Task: Reproduce each line from the records that holds "PÍSEMNÝCH".

Material to process:
----------------

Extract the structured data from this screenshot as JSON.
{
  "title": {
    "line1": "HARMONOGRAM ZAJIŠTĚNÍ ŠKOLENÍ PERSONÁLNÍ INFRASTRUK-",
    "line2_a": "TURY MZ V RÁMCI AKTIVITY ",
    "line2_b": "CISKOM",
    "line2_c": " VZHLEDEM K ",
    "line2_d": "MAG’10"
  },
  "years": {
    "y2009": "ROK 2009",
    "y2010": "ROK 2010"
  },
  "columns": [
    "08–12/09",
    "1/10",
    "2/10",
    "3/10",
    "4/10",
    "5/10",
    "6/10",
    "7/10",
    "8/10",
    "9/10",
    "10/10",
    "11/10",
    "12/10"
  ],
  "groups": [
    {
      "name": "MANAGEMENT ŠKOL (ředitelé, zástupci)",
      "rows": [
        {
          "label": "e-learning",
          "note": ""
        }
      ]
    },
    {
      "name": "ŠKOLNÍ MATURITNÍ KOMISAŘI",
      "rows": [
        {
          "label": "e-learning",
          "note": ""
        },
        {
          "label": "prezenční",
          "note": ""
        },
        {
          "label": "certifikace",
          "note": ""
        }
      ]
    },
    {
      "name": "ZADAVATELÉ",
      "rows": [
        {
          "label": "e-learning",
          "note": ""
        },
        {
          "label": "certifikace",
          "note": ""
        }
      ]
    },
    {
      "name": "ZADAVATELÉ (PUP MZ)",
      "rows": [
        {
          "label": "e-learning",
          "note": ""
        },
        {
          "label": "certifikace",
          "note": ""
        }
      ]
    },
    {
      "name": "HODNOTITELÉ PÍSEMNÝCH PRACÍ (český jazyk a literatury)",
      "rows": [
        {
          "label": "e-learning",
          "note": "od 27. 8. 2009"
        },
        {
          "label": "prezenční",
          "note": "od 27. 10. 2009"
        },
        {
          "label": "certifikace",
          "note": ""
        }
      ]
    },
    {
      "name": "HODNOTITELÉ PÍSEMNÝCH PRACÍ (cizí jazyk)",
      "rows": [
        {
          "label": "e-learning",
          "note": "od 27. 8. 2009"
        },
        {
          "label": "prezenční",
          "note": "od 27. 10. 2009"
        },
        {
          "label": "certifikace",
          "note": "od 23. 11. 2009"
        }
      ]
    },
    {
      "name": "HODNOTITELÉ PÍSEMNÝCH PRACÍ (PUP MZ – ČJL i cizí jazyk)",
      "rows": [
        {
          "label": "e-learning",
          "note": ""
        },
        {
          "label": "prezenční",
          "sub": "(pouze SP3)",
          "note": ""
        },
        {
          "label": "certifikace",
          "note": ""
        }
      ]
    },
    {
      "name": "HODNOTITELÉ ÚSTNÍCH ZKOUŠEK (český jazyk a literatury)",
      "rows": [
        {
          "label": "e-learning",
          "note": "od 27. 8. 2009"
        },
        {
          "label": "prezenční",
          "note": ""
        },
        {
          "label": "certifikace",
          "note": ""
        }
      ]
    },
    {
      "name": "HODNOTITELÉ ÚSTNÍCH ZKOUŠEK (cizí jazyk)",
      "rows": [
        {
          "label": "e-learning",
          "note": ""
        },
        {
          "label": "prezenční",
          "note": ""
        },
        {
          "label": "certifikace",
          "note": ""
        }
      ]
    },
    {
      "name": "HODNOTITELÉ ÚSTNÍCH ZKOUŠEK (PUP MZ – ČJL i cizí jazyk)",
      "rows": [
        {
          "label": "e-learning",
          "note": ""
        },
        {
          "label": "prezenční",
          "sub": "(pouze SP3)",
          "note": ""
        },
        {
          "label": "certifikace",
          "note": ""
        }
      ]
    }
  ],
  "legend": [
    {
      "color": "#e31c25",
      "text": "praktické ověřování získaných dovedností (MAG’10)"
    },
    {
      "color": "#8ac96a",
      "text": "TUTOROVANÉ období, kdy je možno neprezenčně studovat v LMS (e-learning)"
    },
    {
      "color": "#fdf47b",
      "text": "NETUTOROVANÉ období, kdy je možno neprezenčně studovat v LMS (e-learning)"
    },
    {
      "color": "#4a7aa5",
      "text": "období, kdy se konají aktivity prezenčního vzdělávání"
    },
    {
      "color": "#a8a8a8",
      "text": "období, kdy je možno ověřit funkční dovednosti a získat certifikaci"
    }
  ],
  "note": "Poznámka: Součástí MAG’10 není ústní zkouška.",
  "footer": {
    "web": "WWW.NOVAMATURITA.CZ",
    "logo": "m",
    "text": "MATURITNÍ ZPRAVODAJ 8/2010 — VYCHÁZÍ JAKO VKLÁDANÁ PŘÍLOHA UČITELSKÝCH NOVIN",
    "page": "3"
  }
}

----------------

Result for this exercise:
      "name": "HODNOTITELÉ PÍSEMNÝCH PRACÍ (český jazyk a literatury)",
      "name": "HODNOTITELÉ PÍSEMNÝCH PRACÍ (cizí jazyk)",
      "name": "HODNOTITELÉ PÍSEMNÝCH PRACÍ (PUP MZ – ČJL i cizí jazyk)",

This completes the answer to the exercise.